WHAT IS EXPECTED ▸ In the data below, find each line containing the string "eller" and return it.

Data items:
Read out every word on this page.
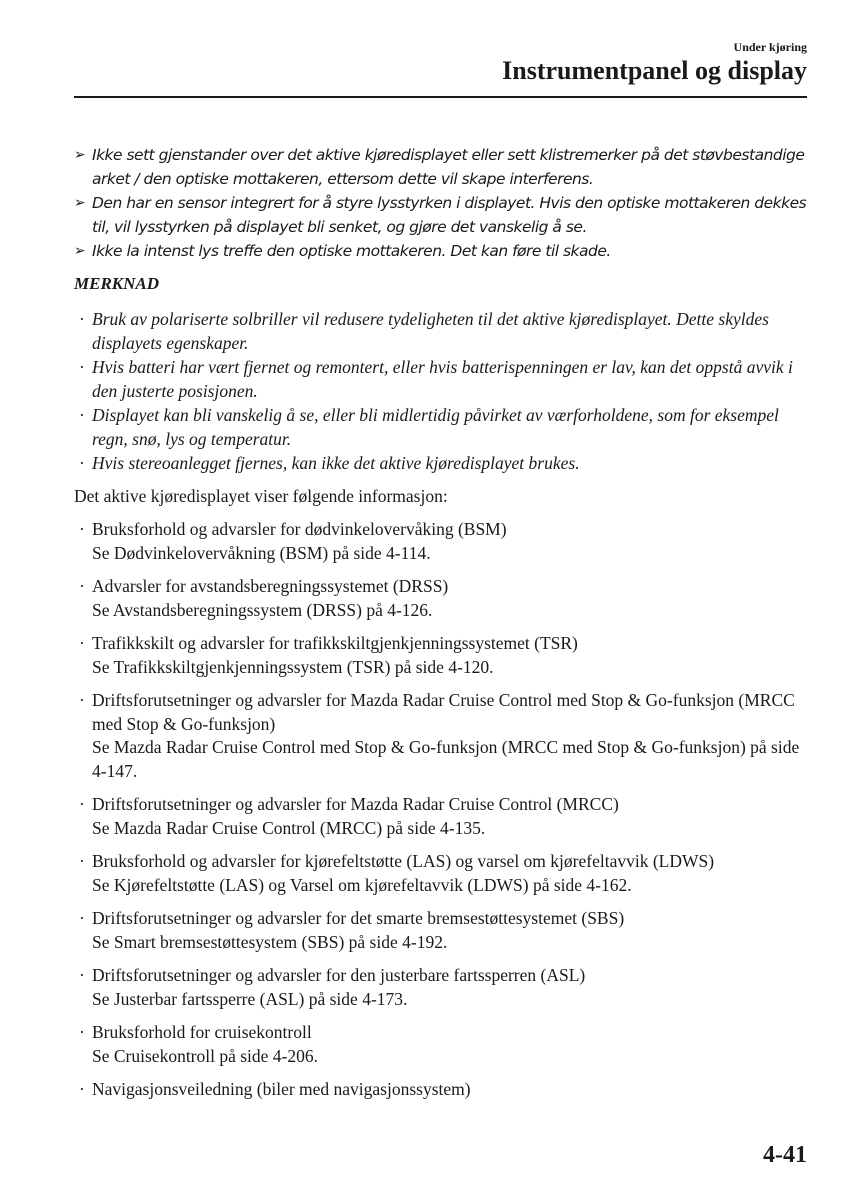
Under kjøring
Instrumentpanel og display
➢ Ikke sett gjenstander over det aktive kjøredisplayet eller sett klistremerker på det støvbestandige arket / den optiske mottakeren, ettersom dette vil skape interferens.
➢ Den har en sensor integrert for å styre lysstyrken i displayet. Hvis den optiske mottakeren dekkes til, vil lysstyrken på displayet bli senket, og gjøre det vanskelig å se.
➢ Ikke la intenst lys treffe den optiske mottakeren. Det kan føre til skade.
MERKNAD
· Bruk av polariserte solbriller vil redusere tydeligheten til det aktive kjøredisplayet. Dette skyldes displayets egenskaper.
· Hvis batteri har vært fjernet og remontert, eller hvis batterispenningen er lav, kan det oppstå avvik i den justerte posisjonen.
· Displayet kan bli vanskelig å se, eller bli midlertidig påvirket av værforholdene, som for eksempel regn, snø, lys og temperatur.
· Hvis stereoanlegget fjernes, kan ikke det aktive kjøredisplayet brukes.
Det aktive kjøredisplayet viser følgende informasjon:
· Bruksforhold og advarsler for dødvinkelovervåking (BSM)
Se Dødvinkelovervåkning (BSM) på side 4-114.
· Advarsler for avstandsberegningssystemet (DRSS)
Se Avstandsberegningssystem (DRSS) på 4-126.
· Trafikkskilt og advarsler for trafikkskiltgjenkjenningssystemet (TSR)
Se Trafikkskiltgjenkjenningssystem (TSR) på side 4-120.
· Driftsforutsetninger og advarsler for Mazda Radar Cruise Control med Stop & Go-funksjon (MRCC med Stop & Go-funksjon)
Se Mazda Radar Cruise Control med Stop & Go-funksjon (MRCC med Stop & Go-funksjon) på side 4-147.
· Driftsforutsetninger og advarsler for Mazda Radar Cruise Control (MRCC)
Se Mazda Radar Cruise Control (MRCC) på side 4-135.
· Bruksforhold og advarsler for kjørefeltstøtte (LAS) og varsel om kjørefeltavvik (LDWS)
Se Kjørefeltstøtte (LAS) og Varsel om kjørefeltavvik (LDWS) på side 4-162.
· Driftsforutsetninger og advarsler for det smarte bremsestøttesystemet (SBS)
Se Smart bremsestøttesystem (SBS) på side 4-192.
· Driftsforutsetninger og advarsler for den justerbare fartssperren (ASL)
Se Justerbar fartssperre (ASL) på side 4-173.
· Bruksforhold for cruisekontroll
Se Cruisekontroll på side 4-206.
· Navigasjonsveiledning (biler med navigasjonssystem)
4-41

EXERCISE RESPONSE ▸
➢ Ikke sett gjenstander over det aktive kjøredisplayet eller sett klistremerker på det støvbestandige arket / den optiske mottakeren, ettersom dette vil skape interferens.
· Hvis batteri har vært fjernet og remontert, eller hvis batterispenningen er lav, kan det oppstå avvik i den justerte posisjonen.
· Displayet kan bli vanskelig å se, eller bli midlertidig påvirket av værforholdene, som for eksempel regn, snø, lys og temperatur.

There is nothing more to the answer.